JOB. Give back the entire listing verbatim.

-- Start of DATA SHOWN --

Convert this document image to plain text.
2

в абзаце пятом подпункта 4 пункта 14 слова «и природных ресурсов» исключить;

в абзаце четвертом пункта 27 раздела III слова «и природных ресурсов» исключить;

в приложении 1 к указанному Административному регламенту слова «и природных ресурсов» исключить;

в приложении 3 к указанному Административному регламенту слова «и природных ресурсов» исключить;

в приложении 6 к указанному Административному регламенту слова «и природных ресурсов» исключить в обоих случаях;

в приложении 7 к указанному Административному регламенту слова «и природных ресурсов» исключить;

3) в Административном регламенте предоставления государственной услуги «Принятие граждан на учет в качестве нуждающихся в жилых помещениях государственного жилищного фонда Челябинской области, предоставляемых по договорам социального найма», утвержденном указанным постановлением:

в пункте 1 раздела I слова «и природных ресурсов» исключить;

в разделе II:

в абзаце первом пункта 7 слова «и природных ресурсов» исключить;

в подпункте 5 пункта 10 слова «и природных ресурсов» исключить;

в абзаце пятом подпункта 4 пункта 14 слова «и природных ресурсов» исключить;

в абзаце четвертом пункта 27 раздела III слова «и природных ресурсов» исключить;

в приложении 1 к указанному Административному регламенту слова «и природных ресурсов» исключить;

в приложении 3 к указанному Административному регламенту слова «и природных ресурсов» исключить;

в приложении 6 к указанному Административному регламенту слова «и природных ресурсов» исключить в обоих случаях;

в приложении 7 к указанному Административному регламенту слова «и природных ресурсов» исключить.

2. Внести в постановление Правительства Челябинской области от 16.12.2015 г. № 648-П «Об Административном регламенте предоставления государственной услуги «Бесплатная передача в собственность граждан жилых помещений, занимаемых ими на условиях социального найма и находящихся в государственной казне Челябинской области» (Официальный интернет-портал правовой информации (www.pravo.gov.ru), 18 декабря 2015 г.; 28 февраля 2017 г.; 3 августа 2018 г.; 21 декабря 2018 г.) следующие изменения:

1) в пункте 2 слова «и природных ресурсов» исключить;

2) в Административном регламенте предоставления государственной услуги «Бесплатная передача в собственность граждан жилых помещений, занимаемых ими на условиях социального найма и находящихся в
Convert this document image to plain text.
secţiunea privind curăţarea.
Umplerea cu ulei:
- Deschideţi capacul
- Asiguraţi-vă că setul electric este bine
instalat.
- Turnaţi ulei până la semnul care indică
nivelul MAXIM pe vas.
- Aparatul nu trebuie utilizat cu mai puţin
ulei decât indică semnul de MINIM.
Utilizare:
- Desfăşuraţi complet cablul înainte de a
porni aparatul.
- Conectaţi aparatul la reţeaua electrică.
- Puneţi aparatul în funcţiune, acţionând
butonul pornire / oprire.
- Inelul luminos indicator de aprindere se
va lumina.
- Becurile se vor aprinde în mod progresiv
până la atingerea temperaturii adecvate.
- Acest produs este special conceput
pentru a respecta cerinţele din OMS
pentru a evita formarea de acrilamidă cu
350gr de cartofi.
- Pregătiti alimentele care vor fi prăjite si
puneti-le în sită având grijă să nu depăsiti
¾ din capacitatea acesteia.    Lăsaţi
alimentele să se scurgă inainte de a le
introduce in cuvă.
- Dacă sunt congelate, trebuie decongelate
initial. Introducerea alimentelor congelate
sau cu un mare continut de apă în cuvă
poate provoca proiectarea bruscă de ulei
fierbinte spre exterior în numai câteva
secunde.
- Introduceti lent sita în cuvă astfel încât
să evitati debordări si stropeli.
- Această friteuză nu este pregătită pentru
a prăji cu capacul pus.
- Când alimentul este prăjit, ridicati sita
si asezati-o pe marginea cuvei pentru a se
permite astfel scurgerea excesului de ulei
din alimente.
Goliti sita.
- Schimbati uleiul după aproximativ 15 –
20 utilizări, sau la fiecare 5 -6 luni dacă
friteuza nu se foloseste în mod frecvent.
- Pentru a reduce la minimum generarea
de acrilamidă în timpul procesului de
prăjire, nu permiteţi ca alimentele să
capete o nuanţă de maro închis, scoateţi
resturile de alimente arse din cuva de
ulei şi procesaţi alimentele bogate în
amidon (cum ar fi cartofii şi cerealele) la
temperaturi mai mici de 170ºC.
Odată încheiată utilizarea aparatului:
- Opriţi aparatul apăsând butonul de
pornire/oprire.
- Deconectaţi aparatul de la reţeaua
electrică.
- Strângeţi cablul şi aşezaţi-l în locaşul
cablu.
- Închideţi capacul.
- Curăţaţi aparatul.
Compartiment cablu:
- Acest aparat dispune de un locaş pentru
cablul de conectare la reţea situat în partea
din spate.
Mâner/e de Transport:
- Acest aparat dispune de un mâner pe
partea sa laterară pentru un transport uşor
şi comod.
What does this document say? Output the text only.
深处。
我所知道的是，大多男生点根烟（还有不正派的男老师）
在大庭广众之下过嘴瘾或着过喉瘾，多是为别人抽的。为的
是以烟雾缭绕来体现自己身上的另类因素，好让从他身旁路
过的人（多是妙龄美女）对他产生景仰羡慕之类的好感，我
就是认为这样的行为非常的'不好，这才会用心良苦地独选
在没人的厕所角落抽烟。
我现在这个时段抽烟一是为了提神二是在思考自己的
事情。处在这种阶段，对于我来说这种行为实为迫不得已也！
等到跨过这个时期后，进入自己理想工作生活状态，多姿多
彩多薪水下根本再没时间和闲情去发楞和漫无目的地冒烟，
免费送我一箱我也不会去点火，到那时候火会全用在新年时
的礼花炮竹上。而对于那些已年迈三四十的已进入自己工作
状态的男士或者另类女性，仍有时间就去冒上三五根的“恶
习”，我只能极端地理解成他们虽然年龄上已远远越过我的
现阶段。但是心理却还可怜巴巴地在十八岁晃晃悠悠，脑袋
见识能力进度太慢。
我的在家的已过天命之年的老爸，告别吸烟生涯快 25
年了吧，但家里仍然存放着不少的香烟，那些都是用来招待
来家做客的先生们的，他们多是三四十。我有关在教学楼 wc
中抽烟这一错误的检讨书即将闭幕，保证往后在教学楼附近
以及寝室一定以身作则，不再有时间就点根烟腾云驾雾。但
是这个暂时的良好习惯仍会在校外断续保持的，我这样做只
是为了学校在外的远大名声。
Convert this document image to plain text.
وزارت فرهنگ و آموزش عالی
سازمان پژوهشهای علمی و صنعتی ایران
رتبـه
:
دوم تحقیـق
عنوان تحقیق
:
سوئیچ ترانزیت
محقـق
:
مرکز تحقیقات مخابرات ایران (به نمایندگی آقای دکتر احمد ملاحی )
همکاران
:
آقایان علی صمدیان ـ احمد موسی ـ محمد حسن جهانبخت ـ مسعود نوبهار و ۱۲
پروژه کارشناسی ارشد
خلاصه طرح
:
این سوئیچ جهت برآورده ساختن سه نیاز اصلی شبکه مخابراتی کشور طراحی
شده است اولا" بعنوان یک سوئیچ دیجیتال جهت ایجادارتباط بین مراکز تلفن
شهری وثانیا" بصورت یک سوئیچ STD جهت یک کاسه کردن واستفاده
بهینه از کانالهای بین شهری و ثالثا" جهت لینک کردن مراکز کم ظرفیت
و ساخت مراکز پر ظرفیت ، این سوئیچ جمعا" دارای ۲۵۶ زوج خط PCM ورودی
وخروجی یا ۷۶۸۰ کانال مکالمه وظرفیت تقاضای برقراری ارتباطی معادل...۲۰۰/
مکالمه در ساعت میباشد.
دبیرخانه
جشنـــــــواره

-- End of DATA SHOWN --

TASK SOLUTION.
Convert this document image to plain text.
2

в абзаце пятом подпункта 4 пункта 14 слова «и природных ресурсов» исключить;

в абзаце четвертом пункта 27 раздела III слова «и природных ресурсов» исключить;

в приложении 1 к указанному Административному регламенту слова «и природных ресурсов» исключить;

в приложении 3 к указанному Административному регламенту слова «и природных ресурсов» исключить;

в приложении 6 к указанному Административному регламенту слова «и природных ресурсов» исключить в обоих случаях;

в приложении 7 к указанному Административному регламенту слова «и природных ресурсов» исключить;

3) в Административном регламенте предоставления государственной услуги «Принятие граждан на учет в качестве нуждающихся в жилых помещениях государственного жилищного фонда Челябинской области, предоставляемых по договорам социального найма», утвержденном указанным постановлением:

в пункте 1 раздела I слова «и природных ресурсов» исключить;

в разделе II:

в абзаце первом пункта 7 слова «и природных ресурсов» исключить;

в подпункте 5 пункта 10 слова «и природных ресурсов» исключить;

в абзаце пятом подпункта 4 пункта 14 слова «и природных ресурсов» исключить;

в абзаце четвертом пункта 27 раздела III слова «и природных ресурсов» исключить;

в приложении 1 к указанному Административному регламенту слова «и природных ресурсов» исключить;

в приложении 3 к указанному Административному регламенту слова «и природных ресурсов» исключить;

в приложении 6 к указанному Административному регламенту слова «и природных ресурсов» исключить в обоих случаях;

в приложении 7 к указанному Административному регламенту слова «и природных ресурсов» исключить.

2. Внести в постановление Правительства Челябинской области от 16.12.2015 г. № 648-П «Об Административном регламенте предоставления государственной услуги «Бесплатная передача в собственность граждан жилых помещений, занимаемых ими на условиях социального найма и находящихся в государственной казне Челябинской области» (Официальный интернет-портал правовой информации (www.pravo.gov.ru), 18 декабря 2015 г.; 28 февраля 2017 г.; 3 августа 2018 г.; 21 декабря 2018 г.) следующие изменения:

1) в пункте 2 слова «и природных ресурсов» исключить;

2) в Административном регламенте предоставления государственной услуги «Бесплатная передача в собственность граждан жилых помещений, занимаемых ими на условиях социального найма и находящихся в
Convert this document image to plain text.
secţiunea privind curăţarea.
Umplerea cu ulei:
- Deschideţi capacul
- Asiguraţi-vă că setul electric este bine
instalat.
- Turnaţi ulei până la semnul care indică
nivelul MAXIM pe vas.
- Aparatul nu trebuie utilizat cu mai puţin
ulei decât indică semnul de MINIM.
Utilizare:
- Desfăşuraţi complet cablul înainte de a
porni aparatul.
- Conectaţi aparatul la reţeaua electrică.
- Puneţi aparatul în funcţiune, acţionând
butonul pornire / oprire.
- Inelul luminos indicator de aprindere se
va lumina.
- Becurile se vor aprinde în mod progresiv
până la atingerea temperaturii adecvate.
- Acest produs este special conceput
pentru a respecta cerinţele din OMS
pentru a evita formarea de acrilamidă cu
350gr de cartofi.
- Pregătiti alimentele care vor fi prăjite si
puneti-le în sită având grijă să nu depăsiti
¾ din capacitatea acesteia.    Lăsaţi
alimentele să se scurgă inainte de a le
introduce in cuvă.
- Dacă sunt congelate, trebuie decongelate
initial. Introducerea alimentelor congelate
sau cu un mare continut de apă în cuvă
poate provoca proiectarea bruscă de ulei
fierbinte spre exterior în numai câteva
secunde.
- Introduceti lent sita în cuvă astfel încât
să evitati debordări si stropeli.
- Această friteuză nu este pregătită pentru
a prăji cu capacul pus.
- Când alimentul este prăjit, ridicati sita
si asezati-o pe marginea cuvei pentru a se
permite astfel scurgerea excesului de ulei
din alimente.
Goliti sita.
- Schimbati uleiul după aproximativ 15 –
20 utilizări, sau la fiecare 5 -6 luni dacă
friteuza nu se foloseste în mod frecvent.
- Pentru a reduce la minimum generarea
de acrilamidă în timpul procesului de
prăjire, nu permiteţi ca alimentele să
capete o nuanţă de maro închis, scoateţi
resturile de alimente arse din cuva de
ulei şi procesaţi alimentele bogate în
amidon (cum ar fi cartofii şi cerealele) la
temperaturi mai mici de 170ºC.
Odată încheiată utilizarea aparatului:
- Opriţi aparatul apăsând butonul de
pornire/oprire.
- Deconectaţi aparatul de la reţeaua
electrică.
- Strângeţi cablul şi aşezaţi-l în locaşul
cablu.
- Închideţi capacul.
- Curăţaţi aparatul.
Compartiment cablu:
- Acest aparat dispune de un locaş pentru
cablul de conectare la reţea situat în partea
din spate.
Mâner/e de Transport:
- Acest aparat dispune de un mâner pe
partea sa laterară pentru un transport uşor
şi comod.
What does this document say? Output the text only.
深处。
我所知道的是，大多男生点根烟（还有不正派的男老师）
在大庭广众之下过嘴瘾或着过喉瘾，多是为别人抽的。为的
是以烟雾缭绕来体现自己身上的另类因素，好让从他身旁路
过的人（多是妙龄美女）对他产生景仰羡慕之类的好感，我
就是认为这样的行为非常的'不好，这才会用心良苦地独选
在没人的厕所角落抽烟。
我现在这个时段抽烟一是为了提神二是在思考自己的
事情。处在这种阶段，对于我来说这种行为实为迫不得已也！
等到跨过这个时期后，进入自己理想工作生活状态，多姿多
彩多薪水下根本再没时间和闲情去发楞和漫无目的地冒烟，
免费送我一箱我也不会去点火，到那时候火会全用在新年时
的礼花炮竹上。而对于那些已年迈三四十的已进入自己工作
状态的男士或者另类女性，仍有时间就去冒上三五根的“恶
习”，我只能极端地理解成他们虽然年龄上已远远越过我的
现阶段。但是心理却还可怜巴巴地在十八岁晃晃悠悠，脑袋
见识能力进度太慢。
我的在家的已过天命之年的老爸，告别吸烟生涯快 25
年了吧，但家里仍然存放着不少的香烟，那些都是用来招待
来家做客的先生们的，他们多是三四十。我有关在教学楼 wc
中抽烟这一错误的检讨书即将闭幕，保证往后在教学楼附近
以及寝室一定以身作则，不再有时间就点根烟腾云驾雾。但
是这个暂时的良好习惯仍会在校外断续保持的，我这样做只
是为了学校在外的远大名声。
Convert this document image to plain text.
وزارت فرهنگ و آموزش عالی
سازمان پژوهشهای علمی و صنعتی ایران
رتبـه
:
دوم تحقیـق
عنوان تحقیق
:
سوئیچ ترانزیت
محقـق
:
مرکز تحقیقات مخابرات ایران (به نمایندگی آقای دکتر احمد ملاحی )
همکاران
:
آقایان علی صمدیان ـ احمد موسی ـ محمد حسن جهانبخت ـ مسعود نوبهار و ۱۲
پروژه کارشناسی ارشد
خلاصه طرح
:
این سوئیچ جهت برآورده ساختن سه نیاز اصلی شبکه مخابراتی کشور طراحی
شده است اولا" بعنوان یک سوئیچ دیجیتال جهت ایجادارتباط بین مراکز تلفن
شهری وثانیا" بصورت یک سوئیچ STD جهت یک کاسه کردن واستفاده
بهینه از کانالهای بین شهری و ثالثا" جهت لینک کردن مراکز کم ظرفیت
و ساخت مراکز پر ظرفیت ، این سوئیچ جمعا" دارای ۲۵۶ زوج خط PCM ورودی
وخروجی یا ۷۶۸۰ کانال مکالمه وظرفیت تقاضای برقراری ارتباطی معادل...۲۰۰/
مکالمه در ساعت میباشد.
دبیرخانه
جشنـــــــواره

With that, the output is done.